* Dataset records

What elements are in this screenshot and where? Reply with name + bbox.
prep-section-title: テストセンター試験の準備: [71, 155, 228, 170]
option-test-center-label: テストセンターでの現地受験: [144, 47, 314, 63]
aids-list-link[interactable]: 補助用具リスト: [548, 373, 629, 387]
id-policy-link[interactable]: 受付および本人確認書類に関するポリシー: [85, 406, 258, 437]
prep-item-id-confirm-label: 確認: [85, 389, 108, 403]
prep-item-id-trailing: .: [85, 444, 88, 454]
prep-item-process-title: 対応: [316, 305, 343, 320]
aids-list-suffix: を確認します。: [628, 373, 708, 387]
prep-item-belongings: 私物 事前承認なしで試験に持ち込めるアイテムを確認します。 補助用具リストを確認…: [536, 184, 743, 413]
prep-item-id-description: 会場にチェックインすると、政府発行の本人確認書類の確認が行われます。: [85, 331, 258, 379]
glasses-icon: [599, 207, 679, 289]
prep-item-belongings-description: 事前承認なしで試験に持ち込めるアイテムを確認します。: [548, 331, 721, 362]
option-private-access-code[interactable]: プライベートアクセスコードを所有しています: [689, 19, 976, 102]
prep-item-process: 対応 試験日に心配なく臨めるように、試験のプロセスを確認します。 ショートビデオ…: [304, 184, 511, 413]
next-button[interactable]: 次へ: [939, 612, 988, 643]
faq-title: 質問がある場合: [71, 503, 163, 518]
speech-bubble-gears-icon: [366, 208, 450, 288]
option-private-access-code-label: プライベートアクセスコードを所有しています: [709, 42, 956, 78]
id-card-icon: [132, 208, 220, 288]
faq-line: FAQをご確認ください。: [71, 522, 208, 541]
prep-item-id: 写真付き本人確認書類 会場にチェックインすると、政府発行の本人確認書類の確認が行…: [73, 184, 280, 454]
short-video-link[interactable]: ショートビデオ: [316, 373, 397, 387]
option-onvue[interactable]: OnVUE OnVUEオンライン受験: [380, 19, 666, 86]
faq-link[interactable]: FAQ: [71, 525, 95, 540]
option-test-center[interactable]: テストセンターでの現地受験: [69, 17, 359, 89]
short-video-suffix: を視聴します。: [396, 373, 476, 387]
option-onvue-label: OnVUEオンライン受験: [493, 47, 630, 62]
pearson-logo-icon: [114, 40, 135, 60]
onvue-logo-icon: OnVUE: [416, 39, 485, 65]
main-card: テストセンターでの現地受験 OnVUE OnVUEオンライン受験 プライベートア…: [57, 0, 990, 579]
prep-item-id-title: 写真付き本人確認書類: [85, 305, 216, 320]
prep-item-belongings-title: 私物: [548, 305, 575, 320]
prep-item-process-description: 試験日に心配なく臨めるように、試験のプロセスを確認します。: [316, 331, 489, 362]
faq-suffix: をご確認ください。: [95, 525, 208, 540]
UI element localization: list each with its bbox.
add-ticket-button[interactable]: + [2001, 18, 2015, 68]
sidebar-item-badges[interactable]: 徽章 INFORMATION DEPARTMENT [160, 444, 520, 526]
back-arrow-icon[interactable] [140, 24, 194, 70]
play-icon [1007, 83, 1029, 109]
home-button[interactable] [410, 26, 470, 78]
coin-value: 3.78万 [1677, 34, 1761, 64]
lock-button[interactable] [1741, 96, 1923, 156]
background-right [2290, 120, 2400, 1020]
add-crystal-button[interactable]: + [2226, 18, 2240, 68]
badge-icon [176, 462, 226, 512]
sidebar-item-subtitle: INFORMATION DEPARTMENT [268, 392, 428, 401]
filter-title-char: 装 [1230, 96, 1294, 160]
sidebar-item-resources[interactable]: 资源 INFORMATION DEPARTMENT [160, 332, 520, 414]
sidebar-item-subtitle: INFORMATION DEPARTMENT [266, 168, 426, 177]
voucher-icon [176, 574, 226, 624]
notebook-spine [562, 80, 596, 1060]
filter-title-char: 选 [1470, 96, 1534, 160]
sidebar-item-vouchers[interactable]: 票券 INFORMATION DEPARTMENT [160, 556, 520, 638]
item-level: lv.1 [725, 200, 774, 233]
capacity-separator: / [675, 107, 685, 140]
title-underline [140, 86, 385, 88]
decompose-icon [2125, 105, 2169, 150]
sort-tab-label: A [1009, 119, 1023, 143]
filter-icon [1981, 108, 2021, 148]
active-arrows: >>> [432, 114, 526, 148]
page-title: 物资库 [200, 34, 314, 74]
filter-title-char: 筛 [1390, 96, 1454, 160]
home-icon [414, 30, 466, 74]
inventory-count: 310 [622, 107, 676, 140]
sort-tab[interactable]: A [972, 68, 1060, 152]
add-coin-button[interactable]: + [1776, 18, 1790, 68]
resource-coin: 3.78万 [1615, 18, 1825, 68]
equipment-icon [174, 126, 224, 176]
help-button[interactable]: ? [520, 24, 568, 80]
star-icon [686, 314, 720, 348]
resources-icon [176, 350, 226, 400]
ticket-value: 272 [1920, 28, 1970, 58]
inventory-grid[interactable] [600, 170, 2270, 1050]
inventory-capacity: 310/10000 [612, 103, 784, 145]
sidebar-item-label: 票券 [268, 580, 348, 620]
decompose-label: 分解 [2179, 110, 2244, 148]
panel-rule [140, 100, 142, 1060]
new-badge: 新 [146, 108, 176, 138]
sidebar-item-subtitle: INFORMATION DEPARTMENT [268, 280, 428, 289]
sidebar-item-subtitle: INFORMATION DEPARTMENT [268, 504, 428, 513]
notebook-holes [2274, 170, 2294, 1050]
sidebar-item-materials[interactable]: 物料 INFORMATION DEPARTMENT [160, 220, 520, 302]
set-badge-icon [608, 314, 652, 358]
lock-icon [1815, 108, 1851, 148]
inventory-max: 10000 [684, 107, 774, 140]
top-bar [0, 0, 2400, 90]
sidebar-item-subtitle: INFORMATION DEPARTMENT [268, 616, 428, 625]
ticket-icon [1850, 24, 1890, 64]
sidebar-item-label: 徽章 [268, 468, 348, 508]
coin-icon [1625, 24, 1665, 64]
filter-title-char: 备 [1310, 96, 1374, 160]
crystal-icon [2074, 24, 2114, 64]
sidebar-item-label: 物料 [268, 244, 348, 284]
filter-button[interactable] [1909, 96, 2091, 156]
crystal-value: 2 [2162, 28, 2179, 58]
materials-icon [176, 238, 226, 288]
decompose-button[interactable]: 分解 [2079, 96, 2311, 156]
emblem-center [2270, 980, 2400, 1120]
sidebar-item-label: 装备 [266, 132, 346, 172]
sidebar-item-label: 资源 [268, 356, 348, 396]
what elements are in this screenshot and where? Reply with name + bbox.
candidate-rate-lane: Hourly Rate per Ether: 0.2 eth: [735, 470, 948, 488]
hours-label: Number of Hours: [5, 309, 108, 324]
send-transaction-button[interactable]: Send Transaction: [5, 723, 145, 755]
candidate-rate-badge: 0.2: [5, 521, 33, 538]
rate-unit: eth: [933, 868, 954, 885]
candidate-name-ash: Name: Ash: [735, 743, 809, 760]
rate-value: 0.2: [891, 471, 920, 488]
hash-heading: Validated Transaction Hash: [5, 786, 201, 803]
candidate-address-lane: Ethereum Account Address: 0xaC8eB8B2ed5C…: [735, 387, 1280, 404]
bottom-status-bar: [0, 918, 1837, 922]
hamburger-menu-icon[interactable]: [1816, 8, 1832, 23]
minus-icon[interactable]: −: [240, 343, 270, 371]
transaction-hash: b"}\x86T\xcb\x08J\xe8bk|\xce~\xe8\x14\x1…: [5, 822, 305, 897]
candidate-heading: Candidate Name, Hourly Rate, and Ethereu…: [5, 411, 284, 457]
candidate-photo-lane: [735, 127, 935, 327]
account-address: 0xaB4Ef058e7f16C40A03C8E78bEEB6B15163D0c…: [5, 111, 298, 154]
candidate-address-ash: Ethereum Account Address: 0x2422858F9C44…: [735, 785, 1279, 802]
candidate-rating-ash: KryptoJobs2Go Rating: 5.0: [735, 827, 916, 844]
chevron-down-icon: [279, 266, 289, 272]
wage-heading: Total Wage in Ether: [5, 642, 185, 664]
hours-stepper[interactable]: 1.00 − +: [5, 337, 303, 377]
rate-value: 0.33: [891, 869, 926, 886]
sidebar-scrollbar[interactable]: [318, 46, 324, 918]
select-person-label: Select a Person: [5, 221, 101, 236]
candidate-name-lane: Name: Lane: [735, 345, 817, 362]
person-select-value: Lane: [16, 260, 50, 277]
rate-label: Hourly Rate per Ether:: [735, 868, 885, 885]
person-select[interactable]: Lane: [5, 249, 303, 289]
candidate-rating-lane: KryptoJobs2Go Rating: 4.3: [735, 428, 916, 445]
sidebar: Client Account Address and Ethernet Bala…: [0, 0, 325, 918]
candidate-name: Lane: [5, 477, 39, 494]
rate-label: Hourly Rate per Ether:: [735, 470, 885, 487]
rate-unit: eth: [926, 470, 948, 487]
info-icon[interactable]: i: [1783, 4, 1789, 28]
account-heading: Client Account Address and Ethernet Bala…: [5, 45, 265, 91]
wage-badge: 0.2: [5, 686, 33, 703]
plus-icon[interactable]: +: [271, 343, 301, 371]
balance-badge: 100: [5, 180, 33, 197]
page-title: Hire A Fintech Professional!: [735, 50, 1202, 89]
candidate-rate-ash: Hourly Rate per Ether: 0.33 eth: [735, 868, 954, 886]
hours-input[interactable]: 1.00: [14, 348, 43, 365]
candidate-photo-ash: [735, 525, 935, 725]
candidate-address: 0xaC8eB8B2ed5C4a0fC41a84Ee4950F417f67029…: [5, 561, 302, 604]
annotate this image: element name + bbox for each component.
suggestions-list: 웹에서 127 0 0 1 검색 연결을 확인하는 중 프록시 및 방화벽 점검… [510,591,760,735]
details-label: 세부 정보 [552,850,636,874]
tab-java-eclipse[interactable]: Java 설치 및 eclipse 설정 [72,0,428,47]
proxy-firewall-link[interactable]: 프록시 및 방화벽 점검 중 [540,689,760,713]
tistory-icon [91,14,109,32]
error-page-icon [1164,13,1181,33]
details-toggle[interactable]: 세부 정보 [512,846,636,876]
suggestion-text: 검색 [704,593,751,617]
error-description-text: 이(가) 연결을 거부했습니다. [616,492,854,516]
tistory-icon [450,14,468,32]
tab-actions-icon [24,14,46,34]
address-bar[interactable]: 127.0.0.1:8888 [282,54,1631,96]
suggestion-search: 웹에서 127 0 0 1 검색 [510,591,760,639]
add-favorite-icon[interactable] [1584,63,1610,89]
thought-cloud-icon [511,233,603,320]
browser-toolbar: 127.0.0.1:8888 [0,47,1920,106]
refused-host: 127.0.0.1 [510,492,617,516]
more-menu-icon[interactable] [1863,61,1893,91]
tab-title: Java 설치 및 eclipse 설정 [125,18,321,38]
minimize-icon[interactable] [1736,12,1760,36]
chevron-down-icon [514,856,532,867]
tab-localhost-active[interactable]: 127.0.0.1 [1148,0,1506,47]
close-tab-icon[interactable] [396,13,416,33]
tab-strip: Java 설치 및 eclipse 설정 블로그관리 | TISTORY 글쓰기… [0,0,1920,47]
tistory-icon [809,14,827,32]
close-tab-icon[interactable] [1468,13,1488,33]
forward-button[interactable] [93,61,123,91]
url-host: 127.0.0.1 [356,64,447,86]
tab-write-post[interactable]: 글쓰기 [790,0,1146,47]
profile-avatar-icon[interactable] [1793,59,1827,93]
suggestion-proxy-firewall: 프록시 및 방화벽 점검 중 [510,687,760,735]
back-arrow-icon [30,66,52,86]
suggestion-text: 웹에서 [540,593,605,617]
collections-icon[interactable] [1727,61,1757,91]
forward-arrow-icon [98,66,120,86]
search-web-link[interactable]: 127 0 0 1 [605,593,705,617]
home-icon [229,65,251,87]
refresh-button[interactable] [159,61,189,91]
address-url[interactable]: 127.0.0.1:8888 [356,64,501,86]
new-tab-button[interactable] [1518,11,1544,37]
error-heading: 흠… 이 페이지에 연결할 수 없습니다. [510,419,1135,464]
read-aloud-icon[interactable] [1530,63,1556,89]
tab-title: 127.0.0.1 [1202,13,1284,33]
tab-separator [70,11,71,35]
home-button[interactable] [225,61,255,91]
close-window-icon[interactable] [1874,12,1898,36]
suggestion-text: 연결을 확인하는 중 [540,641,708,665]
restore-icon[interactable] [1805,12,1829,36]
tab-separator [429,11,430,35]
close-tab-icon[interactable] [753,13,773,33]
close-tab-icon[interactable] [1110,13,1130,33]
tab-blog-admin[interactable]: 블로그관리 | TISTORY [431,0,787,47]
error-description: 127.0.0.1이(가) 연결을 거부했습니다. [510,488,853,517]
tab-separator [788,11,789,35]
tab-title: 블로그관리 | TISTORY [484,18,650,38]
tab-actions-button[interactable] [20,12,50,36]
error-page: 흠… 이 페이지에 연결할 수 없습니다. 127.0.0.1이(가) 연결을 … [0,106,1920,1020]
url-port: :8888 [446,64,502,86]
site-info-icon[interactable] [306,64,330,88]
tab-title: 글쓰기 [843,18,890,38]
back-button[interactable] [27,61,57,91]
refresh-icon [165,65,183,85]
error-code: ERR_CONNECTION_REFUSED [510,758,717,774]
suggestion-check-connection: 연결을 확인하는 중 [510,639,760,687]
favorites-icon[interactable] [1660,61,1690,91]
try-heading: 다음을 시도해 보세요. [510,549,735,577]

* Task
Arrange every line of the material, from its first line down to the line that contains "UI element localization: list", as a JSON list of strings with one string per line, leaving out blank lines.

* Task result
[
  "What elements are in this screenshot and where? Reply with name + bbox.",
  "prep-section-title: テストセンター試験の準備: [71, 155, 228, 170]",
  "option-test-center-label: テストセンターでの現地受験: [144, 47, 314, 63]",
  "aids-list-link[interactable]: 補助用具リスト: [548, 373, 629, 387]",
  "id-policy-link[interactable]: 受付および本人確認書類に関するポリシー: [85, 406, 258, 437]",
  "prep-item-id-confirm-label: 確認: [85, 389, 108, 403]",
  "prep-item-id-trailing: .: [85, 444, 88, 454]",
  "prep-item-process-title: 対応: [316, 305, 343, 320]",
  "aids-list-suffix: を確認します。: [628, 373, 708, 387]",
  "prep-item-belongings: 私物 事前承認なしで試験に持ち込めるアイテムを確認します。 補助用具リストを確認…: [536, 184, 743, 413]",
  "prep-item-id-description: 会場にチェックインすると、政府発行の本人確認書類の確認が行われます。: [85, 331, 258, 379]",
  "glasses-icon: [599, 207, 679, 289]",
  "prep-item-belongings-description: 事前承認なしで試験に持ち込めるアイテムを確認します。: [548, 331, 721, 362]",
  "option-private-access-code[interactable]: プライベートアクセスコードを所有しています: [689, 19, 976, 102]",
  "prep-item-process: 対応 試験日に心配なく臨めるように、試験のプロセスを確認します。 ショートビデオ…: [304, 184, 511, 413]",
  "next-button[interactable]: 次へ: [939, 612, 988, 643]",
  "faq-title: 質問がある場合: [71, 503, 163, 518]",
  "speech-bubble-gears-icon: [366, 208, 450, 288]",
  "option-private-access-code-label: プライベートアクセスコードを所有しています: [709, 42, 956, 78]",
  "id-card-icon: [132, 208, 220, 288]",
  "faq-line: FAQをご確認ください。: [71, 522, 208, 541]",
  "prep-item-id: 写真付き本人確認書類 会場にチェックインすると、政府発行の本人確認書類の確認が行…: [73, 184, 280, 454]",
  "short-video-link[interactable]: ショートビデオ: [316, 373, 397, 387]",
  "option-onvue[interactable]: OnVUE OnVUEオンライン受験: [380, 19, 666, 86]",
  "faq-link[interactable]: FAQ: [71, 525, 95, 540]",
  "option-test-center[interactable]: テストセンターでの現地受験: [69, 17, 359, 89]",
  "short-video-suffix: を視聴します。: [396, 373, 476, 387]",
  "option-onvue-label: OnVUEオンライン受験: [493, 47, 630, 62]",
  "pearson-logo-icon: [114, 40, 135, 60]",
  "onvue-logo-icon: OnVUE: [416, 39, 485, 65]",
  "main-card: テストセンターでの現地受験 OnVUE OnVUEオンライン受験 プライベートア…: [57, 0, 990, 579]",
  "prep-item-id-title: 写真付き本人確認書類: [85, 305, 216, 320]",
  "prep-item-belongings-title: 私物: [548, 305, 575, 320]",
  "prep-item-process-description: 試験日に心配なく臨めるように、試験のプロセスを確認します。: [316, 331, 489, 362]",
  "faq-suffix: をご確認ください。: [95, 525, 208, 540]",
  "UI element localization: list each with its bbox."
]